[Start of RAW DATA]
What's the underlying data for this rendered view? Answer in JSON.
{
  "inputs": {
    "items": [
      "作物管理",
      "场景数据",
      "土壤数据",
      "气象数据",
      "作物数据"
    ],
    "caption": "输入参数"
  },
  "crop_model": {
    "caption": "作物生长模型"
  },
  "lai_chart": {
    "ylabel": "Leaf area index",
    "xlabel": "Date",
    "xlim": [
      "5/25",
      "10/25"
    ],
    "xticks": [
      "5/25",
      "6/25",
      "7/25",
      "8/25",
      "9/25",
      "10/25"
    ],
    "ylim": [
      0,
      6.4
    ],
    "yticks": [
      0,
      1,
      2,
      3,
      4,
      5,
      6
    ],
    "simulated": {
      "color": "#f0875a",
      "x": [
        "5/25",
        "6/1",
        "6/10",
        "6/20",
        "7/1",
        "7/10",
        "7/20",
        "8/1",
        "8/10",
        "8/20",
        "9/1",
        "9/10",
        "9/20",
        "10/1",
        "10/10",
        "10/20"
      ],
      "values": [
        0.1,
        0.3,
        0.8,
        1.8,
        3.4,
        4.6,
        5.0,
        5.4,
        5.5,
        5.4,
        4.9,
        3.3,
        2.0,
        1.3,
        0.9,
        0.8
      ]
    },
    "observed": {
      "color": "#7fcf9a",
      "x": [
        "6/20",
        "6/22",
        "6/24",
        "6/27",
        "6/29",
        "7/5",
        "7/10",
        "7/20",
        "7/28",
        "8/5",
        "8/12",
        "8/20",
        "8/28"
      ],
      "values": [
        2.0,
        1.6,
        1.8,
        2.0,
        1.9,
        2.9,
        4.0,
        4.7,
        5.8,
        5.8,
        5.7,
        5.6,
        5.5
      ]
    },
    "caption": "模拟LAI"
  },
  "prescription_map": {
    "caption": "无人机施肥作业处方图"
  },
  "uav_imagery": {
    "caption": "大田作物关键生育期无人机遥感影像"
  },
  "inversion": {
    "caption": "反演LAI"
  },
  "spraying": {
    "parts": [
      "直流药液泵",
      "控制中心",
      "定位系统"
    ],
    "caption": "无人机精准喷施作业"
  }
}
[End of RAW DATA]
[YOUR INSTRUCTIONS]
List the lines of the entries that include "caption".

[WORKED ANSWER]
    "caption": "输入参数"
    "caption": "作物生长模型"
    "caption": "模拟LAI"
    "caption": "无人机施肥作业处方图"
    "caption": "大田作物关键生育期无人机遥感影像"
    "caption": "反演LAI"
    "caption": "无人机精准喷施作业"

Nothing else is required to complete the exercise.